──────── Material for this task

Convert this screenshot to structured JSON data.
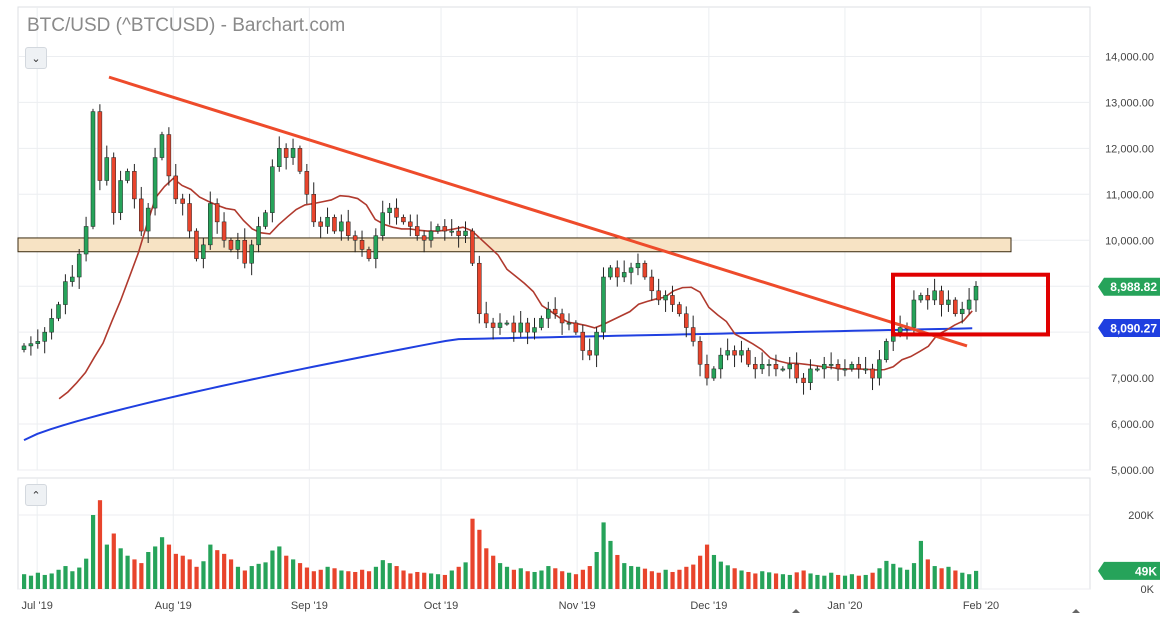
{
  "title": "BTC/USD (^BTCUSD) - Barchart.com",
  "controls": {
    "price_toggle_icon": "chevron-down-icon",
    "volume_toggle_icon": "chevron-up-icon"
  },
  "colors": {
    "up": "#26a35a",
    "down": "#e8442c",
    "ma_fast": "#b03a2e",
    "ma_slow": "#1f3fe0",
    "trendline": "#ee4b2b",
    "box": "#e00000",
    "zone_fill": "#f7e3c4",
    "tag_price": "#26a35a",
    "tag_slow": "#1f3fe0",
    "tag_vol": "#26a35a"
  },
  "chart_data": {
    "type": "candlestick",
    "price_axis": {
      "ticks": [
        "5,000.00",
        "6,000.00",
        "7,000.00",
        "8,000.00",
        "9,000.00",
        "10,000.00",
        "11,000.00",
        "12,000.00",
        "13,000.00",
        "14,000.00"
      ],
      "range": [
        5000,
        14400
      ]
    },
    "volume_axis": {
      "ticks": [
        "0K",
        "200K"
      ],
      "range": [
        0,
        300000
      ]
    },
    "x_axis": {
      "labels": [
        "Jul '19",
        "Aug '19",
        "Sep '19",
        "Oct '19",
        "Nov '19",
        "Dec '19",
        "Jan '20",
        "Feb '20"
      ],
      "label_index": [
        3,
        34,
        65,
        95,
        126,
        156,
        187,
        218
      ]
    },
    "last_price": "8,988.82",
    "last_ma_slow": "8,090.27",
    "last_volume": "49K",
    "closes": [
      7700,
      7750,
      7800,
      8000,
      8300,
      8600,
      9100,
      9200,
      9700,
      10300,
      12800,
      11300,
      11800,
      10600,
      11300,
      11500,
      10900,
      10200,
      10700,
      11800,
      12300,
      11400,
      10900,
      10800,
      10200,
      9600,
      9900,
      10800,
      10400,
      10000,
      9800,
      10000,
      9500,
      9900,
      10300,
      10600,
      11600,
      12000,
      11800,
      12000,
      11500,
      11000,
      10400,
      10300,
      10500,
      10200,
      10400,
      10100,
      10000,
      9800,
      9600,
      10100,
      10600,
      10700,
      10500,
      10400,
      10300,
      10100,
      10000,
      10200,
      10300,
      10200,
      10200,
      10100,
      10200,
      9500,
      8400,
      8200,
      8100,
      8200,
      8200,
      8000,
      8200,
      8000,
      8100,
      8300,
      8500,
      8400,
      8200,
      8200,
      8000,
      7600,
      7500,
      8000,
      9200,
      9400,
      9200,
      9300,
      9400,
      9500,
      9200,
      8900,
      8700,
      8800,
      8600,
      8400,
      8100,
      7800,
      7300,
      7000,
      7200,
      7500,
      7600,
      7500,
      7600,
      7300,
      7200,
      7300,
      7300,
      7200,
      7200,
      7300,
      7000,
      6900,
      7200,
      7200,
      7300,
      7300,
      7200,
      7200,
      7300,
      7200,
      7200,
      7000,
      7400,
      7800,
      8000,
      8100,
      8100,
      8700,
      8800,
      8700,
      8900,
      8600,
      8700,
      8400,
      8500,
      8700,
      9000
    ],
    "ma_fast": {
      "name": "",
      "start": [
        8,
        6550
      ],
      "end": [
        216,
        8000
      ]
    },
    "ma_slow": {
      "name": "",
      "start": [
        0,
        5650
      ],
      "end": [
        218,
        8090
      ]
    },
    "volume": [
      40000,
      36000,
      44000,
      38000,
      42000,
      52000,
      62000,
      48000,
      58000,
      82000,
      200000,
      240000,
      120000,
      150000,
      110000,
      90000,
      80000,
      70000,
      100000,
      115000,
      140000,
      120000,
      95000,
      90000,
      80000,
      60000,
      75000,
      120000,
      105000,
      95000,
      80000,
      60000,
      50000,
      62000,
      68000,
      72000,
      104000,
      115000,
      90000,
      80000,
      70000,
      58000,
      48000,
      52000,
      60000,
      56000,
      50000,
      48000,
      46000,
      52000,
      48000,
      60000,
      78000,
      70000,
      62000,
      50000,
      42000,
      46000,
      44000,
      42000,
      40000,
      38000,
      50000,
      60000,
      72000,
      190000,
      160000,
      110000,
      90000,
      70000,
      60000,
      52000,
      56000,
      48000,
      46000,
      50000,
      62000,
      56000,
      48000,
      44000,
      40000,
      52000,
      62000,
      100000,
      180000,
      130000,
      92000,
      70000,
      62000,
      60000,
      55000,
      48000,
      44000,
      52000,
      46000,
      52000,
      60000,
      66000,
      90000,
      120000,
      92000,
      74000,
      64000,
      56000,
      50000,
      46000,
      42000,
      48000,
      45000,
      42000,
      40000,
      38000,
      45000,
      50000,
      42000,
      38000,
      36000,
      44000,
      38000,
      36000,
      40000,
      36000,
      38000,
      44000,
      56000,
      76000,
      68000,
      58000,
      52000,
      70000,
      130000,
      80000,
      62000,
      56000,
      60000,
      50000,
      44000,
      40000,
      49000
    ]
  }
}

────────────────

__Exercise__
Every line of the records that includes the word "chevron" should be gathered.

__Written response__
    "price_toggle_icon": "chevron-down-icon",
    "volume_toggle_icon": "chevron-up-icon"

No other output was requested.